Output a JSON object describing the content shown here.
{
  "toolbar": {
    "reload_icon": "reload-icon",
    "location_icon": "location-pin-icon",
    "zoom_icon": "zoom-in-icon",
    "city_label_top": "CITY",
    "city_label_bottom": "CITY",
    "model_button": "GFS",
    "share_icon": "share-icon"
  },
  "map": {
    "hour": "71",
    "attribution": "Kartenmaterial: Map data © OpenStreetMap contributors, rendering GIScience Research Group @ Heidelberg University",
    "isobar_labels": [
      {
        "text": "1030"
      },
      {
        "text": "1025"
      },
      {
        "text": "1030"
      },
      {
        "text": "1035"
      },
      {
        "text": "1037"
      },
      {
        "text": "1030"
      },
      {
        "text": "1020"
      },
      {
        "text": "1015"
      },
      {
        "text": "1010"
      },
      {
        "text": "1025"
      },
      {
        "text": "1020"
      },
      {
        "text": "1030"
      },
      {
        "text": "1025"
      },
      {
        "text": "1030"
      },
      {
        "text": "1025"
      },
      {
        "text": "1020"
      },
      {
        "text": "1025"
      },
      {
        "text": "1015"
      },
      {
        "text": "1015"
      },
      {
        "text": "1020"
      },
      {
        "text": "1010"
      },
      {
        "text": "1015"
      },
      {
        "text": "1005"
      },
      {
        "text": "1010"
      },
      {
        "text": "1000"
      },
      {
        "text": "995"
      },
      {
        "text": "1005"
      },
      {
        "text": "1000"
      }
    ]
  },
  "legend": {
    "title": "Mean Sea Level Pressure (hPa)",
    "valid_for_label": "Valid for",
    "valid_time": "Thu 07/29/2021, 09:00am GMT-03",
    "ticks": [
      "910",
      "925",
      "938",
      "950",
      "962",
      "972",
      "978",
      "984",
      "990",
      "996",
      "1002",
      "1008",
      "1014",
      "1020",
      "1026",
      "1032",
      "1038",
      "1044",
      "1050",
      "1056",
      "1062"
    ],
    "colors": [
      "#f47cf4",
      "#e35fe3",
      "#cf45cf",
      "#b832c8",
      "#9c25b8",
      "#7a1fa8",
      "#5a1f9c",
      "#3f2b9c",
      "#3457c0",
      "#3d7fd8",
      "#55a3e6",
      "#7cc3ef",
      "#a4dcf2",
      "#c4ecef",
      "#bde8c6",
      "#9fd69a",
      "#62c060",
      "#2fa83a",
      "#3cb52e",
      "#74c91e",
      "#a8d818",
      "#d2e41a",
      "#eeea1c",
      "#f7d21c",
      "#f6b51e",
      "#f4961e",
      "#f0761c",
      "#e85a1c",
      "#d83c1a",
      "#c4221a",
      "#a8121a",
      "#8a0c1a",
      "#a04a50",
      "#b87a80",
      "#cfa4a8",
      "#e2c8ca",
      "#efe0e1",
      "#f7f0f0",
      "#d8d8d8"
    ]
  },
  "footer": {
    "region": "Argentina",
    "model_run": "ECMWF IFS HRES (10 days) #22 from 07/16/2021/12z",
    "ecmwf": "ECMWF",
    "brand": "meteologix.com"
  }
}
☆ ☆ ☆ ☆
Task instructions ▸ Extract the full listing above without altering anything.

Solution to the problem ▸
Output a JSON object describing the content shown here.
{
  "toolbar": {
    "reload_icon": "reload-icon",
    "location_icon": "location-pin-icon",
    "zoom_icon": "zoom-in-icon",
    "city_label_top": "CITY",
    "city_label_bottom": "CITY",
    "model_button": "GFS",
    "share_icon": "share-icon"
  },
  "map": {
    "hour": "71",
    "attribution": "Kartenmaterial: Map data © OpenStreetMap contributors, rendering GIScience Research Group @ Heidelberg University",
    "isobar_labels": [
      {
        "text": "1030"
      },
      {
        "text": "1025"
      },
      {
        "text": "1030"
      },
      {
        "text": "1035"
      },
      {
        "text": "1037"
      },
      {
        "text": "1030"
      },
      {
        "text": "1020"
      },
      {
        "text": "1015"
      },
      {
        "text": "1010"
      },
      {
        "text": "1025"
      },
      {
        "text": "1020"
      },
      {
        "text": "1030"
      },
      {
        "text": "1025"
      },
      {
        "text": "1030"
      },
      {
        "text": "1025"
      },
      {
        "text": "1020"
      },
      {
        "text": "1025"
      },
      {
        "text": "1015"
      },
      {
        "text": "1015"
      },
      {
        "text": "1020"
      },
      {
        "text": "1010"
      },
      {
        "text": "1015"
      },
      {
        "text": "1005"
      },
      {
        "text": "1010"
      },
      {
        "text": "1000"
      },
      {
        "text": "995"
      },
      {
        "text": "1005"
      },
      {
        "text": "1000"
      }
    ]
  },
  "legend": {
    "title": "Mean Sea Level Pressure (hPa)",
    "valid_for_label": "Valid for",
    "valid_time": "Thu 07/29/2021, 09:00am GMT-03",
    "ticks": [
      "910",
      "925",
      "938",
      "950",
      "962",
      "972",
      "978",
      "984",
      "990",
      "996",
      "1002",
      "1008",
      "1014",
      "1020",
      "1026",
      "1032",
      "1038",
      "1044",
      "1050",
      "1056",
      "1062"
    ],
    "colors": [
      "#f47cf4",
      "#e35fe3",
      "#cf45cf",
      "#b832c8",
      "#9c25b8",
      "#7a1fa8",
      "#5a1f9c",
      "#3f2b9c",
      "#3457c0",
      "#3d7fd8",
      "#55a3e6",
      "#7cc3ef",
      "#a4dcf2",
      "#c4ecef",
      "#bde8c6",
      "#9fd69a",
      "#62c060",
      "#2fa83a",
      "#3cb52e",
      "#74c91e",
      "#a8d818",
      "#d2e41a",
      "#eeea1c",
      "#f7d21c",
      "#f6b51e",
      "#f4961e",
      "#f0761c",
      "#e85a1c",
      "#d83c1a",
      "#c4221a",
      "#a8121a",
      "#8a0c1a",
      "#a04a50",
      "#b87a80",
      "#cfa4a8",
      "#e2c8ca",
      "#efe0e1",
      "#f7f0f0",
      "#d8d8d8"
    ]
  },
  "footer": {
    "region": "Argentina",
    "model_run": "ECMWF IFS HRES (10 days) #22 from 07/16/2021/12z",
    "ecmwf": "ECMWF",
    "brand": "meteologix.com"
  }
}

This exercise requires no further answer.